## Start

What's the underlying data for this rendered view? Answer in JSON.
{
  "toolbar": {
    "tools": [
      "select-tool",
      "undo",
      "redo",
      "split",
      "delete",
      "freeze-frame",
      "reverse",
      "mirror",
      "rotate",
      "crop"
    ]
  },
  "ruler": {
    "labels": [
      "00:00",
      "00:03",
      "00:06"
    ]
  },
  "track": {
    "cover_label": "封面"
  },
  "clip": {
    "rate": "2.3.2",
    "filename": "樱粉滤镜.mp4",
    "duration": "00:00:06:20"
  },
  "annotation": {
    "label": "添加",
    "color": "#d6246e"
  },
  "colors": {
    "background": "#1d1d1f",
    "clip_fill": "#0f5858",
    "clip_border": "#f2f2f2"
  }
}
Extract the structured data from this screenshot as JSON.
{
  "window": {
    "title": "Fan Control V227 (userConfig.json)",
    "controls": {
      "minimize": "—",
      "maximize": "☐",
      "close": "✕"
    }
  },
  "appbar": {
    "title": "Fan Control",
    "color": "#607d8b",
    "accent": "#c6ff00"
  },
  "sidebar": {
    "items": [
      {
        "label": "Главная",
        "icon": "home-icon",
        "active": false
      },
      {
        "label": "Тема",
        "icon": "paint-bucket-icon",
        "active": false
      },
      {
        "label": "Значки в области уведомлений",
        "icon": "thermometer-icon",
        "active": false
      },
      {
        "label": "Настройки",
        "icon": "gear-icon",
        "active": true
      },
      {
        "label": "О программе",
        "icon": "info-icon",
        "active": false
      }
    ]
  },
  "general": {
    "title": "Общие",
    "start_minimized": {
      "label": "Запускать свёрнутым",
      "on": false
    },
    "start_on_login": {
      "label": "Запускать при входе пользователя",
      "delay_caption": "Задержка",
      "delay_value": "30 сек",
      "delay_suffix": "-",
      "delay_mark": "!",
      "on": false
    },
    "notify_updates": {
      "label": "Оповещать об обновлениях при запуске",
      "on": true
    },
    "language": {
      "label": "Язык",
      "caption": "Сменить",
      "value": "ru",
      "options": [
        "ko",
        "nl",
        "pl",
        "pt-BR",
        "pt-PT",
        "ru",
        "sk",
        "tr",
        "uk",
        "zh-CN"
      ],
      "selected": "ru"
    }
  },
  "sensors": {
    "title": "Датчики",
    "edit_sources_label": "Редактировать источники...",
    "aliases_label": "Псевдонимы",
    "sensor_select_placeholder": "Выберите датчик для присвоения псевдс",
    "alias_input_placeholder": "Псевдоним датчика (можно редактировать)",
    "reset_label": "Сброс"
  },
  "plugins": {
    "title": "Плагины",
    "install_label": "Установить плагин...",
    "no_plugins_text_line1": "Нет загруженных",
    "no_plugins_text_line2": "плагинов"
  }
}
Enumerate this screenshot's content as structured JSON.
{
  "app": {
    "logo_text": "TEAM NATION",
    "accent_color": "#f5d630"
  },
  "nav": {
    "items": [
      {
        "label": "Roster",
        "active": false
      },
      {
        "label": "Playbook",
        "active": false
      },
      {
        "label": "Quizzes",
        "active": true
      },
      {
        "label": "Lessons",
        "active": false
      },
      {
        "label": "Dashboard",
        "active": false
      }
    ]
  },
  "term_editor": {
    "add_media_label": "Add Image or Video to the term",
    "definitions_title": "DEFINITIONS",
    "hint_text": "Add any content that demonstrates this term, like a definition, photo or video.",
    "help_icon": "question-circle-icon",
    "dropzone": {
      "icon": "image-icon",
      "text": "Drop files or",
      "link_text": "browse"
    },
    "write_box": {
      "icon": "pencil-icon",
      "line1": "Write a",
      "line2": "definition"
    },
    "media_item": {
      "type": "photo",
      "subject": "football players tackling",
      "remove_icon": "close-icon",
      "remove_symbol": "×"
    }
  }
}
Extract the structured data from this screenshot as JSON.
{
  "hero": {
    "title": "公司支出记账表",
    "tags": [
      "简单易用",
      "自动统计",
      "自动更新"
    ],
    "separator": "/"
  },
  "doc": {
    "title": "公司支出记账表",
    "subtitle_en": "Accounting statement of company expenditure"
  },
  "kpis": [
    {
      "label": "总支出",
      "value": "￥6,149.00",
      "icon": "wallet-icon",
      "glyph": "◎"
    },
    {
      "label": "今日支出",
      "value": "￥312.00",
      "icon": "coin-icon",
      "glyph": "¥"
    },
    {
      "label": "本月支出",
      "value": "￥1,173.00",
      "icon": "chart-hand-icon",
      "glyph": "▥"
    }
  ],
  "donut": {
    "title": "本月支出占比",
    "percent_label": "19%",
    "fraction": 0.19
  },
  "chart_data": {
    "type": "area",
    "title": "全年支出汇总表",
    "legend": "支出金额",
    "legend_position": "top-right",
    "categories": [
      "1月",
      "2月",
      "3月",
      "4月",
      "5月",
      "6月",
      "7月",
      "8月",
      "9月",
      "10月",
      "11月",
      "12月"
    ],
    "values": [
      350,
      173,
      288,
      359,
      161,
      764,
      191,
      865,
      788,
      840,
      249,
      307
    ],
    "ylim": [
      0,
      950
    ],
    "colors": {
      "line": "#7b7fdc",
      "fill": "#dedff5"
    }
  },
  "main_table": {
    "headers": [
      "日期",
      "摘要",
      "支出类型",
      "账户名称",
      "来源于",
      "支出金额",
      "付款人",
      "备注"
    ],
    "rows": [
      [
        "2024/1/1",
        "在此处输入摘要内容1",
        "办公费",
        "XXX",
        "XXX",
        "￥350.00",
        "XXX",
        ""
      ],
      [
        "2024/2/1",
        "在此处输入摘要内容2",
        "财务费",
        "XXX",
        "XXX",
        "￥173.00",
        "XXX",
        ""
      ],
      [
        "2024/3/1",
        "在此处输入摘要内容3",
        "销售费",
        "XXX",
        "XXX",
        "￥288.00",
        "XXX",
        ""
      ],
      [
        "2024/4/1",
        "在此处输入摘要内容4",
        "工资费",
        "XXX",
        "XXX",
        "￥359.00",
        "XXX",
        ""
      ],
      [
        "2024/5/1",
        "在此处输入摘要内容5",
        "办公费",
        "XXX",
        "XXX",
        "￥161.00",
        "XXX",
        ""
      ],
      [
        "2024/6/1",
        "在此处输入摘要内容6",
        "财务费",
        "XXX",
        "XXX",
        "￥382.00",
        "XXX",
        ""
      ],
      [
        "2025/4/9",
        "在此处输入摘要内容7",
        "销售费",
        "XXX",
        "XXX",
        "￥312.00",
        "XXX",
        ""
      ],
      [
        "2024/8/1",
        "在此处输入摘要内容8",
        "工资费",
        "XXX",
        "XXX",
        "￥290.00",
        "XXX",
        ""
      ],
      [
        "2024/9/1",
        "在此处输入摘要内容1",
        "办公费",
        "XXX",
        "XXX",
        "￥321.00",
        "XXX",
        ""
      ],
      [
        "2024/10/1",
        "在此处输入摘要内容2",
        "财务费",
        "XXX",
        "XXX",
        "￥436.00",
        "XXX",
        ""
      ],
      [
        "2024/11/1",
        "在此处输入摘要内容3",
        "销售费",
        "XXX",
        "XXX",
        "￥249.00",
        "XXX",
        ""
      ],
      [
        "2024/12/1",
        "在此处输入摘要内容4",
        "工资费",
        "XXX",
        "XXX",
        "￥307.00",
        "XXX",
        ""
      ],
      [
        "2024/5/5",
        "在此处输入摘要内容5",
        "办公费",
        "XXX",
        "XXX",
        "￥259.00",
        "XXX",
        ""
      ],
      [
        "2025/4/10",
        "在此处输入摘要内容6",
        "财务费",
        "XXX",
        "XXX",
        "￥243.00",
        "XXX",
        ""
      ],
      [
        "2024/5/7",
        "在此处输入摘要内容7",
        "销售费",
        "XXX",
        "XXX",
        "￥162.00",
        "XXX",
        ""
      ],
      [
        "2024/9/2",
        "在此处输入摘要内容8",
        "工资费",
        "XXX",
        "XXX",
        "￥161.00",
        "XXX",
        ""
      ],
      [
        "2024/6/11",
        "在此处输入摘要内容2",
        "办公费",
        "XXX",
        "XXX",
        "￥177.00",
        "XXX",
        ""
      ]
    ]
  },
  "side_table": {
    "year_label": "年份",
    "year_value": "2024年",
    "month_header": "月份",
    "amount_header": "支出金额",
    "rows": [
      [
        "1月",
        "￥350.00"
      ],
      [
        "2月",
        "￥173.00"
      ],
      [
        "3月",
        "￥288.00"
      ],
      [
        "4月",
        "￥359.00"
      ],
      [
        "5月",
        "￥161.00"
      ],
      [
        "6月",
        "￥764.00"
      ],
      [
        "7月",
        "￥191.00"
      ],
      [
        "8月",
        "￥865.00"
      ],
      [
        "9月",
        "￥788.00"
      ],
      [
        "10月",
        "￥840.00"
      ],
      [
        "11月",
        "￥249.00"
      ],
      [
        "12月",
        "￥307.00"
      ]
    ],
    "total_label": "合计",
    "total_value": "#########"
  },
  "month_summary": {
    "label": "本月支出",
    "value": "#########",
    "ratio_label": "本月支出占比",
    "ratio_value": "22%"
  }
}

## End

» **INSTRUCTIONS FOR THE TASK**: Report how many lines of the preceding records include "支出金额". Output the number only.

» **RESPONSE TO THE TASK**: 3